[Stored data]
====
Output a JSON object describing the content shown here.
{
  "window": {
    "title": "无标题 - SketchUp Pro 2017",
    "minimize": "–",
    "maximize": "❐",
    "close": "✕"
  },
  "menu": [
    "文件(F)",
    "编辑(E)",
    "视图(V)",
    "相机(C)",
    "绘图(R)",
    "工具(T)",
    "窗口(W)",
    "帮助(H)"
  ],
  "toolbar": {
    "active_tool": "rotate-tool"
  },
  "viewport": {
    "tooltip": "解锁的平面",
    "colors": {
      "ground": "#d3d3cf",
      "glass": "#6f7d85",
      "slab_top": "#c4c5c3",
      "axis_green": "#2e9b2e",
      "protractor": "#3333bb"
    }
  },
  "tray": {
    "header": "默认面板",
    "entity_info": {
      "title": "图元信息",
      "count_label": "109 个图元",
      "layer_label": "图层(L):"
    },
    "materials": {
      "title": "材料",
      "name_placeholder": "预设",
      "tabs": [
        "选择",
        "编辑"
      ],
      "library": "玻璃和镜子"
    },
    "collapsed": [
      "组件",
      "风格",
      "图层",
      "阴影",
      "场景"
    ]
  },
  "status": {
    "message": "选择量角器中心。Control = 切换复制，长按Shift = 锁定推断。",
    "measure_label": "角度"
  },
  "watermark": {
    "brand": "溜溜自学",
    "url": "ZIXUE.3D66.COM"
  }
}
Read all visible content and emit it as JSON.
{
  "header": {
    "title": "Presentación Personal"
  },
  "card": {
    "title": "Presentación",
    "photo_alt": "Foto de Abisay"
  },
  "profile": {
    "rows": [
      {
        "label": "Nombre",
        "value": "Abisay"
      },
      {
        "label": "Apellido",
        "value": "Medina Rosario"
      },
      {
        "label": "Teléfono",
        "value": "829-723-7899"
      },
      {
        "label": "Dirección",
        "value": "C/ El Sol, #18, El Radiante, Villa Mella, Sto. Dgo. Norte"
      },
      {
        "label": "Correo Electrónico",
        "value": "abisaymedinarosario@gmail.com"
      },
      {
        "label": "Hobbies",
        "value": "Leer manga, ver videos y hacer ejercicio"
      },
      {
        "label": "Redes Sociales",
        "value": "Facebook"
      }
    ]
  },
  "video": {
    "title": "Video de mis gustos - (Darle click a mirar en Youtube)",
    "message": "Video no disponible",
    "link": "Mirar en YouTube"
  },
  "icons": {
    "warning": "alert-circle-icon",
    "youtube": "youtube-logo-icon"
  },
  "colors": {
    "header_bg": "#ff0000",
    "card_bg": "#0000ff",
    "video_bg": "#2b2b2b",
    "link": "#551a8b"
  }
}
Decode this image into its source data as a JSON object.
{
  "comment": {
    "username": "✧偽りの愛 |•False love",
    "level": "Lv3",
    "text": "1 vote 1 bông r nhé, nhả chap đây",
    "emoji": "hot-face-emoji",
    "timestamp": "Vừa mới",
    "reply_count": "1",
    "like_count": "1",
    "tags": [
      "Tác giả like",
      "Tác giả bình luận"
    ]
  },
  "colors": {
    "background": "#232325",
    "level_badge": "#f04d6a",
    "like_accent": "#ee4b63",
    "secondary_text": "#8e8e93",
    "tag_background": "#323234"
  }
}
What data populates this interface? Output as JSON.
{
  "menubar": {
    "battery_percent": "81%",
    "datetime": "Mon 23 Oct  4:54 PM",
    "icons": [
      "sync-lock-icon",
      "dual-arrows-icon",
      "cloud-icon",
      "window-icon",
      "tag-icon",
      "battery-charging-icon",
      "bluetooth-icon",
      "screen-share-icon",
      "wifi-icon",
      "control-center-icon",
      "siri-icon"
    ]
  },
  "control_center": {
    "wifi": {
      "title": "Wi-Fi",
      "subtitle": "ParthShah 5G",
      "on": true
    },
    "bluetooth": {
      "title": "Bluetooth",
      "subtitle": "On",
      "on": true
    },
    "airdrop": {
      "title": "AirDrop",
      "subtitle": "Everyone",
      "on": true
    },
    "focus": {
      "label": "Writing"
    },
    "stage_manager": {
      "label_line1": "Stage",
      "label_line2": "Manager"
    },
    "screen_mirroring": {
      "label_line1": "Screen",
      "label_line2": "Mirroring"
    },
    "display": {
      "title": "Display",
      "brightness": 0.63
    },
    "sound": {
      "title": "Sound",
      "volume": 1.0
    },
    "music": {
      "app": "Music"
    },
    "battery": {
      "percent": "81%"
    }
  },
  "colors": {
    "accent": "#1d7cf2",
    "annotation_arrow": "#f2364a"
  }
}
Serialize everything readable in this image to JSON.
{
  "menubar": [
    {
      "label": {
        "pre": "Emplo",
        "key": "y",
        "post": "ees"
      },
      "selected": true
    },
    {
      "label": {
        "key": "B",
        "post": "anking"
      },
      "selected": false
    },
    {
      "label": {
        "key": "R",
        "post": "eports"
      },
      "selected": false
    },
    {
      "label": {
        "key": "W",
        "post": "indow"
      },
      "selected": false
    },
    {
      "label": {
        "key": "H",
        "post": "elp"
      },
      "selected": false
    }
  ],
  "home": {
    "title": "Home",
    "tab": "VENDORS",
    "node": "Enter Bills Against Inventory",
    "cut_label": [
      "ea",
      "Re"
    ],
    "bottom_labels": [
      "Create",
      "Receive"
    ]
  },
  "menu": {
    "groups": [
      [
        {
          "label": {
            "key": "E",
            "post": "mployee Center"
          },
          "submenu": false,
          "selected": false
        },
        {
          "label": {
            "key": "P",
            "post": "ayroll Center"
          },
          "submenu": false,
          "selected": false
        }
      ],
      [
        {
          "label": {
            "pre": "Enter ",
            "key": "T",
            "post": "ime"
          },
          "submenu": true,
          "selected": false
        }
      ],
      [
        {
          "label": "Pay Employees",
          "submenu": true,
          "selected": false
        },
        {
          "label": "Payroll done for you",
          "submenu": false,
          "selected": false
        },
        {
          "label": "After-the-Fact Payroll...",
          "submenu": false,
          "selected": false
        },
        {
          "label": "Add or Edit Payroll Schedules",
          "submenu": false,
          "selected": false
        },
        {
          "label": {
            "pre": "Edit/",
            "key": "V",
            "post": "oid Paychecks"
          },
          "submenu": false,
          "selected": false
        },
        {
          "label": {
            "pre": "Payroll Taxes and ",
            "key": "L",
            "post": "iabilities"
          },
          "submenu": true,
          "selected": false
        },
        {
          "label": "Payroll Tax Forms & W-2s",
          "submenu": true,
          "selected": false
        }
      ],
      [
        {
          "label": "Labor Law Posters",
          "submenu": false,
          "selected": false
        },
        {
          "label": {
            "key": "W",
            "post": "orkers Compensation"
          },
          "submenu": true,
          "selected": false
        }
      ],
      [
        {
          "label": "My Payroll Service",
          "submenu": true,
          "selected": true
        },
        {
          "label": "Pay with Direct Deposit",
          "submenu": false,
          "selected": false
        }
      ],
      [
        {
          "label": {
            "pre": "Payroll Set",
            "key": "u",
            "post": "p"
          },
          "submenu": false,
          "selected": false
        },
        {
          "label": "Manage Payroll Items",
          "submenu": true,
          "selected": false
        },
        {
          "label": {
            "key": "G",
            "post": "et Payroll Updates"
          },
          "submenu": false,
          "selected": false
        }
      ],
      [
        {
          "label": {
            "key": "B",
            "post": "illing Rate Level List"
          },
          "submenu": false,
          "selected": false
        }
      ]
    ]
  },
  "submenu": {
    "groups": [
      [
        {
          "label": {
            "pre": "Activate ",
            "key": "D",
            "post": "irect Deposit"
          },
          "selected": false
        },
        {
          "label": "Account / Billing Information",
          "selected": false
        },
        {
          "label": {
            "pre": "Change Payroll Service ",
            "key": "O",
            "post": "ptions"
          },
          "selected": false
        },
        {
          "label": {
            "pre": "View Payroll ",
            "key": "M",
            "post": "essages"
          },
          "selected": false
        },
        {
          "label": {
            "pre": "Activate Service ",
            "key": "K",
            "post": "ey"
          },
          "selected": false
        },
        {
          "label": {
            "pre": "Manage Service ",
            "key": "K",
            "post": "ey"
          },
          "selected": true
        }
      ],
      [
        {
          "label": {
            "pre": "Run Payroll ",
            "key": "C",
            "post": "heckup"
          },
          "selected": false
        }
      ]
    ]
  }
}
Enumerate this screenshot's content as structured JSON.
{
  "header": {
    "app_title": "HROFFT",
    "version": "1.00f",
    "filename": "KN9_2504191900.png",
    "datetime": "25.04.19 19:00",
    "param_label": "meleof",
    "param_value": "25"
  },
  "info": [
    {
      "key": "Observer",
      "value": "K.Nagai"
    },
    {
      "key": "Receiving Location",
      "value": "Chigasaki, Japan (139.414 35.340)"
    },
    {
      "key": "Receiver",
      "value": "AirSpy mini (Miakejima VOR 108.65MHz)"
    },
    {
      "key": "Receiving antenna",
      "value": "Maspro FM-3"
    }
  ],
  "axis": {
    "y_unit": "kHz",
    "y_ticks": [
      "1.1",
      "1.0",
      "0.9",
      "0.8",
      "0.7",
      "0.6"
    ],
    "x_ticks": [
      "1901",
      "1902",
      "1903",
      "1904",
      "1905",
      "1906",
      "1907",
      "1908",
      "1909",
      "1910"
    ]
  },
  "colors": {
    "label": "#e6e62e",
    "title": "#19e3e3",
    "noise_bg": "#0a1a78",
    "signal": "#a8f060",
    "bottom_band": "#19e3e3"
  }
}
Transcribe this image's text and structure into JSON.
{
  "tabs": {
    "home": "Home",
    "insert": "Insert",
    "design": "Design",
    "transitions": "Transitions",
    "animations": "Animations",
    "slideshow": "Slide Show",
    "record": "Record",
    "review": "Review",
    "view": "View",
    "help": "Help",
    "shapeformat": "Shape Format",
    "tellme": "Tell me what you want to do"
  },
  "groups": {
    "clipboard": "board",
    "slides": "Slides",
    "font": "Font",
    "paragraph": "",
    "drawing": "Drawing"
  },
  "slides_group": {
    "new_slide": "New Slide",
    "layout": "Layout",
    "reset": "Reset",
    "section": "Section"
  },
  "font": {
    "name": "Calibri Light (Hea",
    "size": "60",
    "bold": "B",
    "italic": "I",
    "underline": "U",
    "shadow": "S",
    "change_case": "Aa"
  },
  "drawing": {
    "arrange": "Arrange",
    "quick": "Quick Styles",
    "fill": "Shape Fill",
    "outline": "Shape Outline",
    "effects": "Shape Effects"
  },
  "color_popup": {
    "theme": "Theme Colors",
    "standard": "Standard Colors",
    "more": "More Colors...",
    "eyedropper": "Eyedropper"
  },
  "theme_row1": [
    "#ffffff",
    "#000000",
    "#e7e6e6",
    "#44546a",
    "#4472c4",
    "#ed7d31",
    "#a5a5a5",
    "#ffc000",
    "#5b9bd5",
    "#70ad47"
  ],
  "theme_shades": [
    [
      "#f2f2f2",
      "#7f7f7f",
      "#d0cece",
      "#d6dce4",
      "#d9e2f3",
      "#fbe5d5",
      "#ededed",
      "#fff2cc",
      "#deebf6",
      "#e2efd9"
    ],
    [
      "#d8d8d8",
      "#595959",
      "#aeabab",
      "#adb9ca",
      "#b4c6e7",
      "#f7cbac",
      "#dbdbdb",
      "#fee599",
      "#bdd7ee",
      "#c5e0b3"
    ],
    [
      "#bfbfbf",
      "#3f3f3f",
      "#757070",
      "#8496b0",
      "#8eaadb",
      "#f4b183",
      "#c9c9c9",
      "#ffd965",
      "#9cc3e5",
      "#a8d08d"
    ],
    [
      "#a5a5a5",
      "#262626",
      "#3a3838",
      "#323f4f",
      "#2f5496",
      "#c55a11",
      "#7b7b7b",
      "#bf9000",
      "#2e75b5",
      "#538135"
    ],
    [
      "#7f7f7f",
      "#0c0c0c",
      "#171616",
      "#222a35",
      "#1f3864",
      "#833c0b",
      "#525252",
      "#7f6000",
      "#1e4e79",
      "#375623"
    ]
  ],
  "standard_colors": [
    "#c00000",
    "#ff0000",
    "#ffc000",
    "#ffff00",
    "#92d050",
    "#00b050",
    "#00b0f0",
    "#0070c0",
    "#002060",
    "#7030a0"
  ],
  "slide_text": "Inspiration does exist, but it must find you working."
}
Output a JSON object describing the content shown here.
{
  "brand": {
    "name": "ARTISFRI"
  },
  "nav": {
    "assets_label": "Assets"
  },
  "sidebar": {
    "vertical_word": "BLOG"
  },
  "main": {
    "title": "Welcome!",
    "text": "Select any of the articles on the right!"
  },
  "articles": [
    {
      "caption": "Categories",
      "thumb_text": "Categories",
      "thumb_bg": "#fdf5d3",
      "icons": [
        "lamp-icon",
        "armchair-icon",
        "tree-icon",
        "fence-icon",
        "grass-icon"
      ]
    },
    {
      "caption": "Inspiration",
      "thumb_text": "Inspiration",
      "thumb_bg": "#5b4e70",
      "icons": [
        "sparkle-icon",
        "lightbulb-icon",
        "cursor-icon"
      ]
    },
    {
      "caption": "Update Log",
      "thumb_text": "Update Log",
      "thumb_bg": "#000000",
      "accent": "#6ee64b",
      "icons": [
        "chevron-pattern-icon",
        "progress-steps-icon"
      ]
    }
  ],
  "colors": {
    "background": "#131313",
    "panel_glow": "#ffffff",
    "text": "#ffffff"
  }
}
====
Exercise prompt →
Return all lines of the material above in which the word "articles" occurs.

Final result →
    "text": "Select any of the articles on the right!"
  "articles": [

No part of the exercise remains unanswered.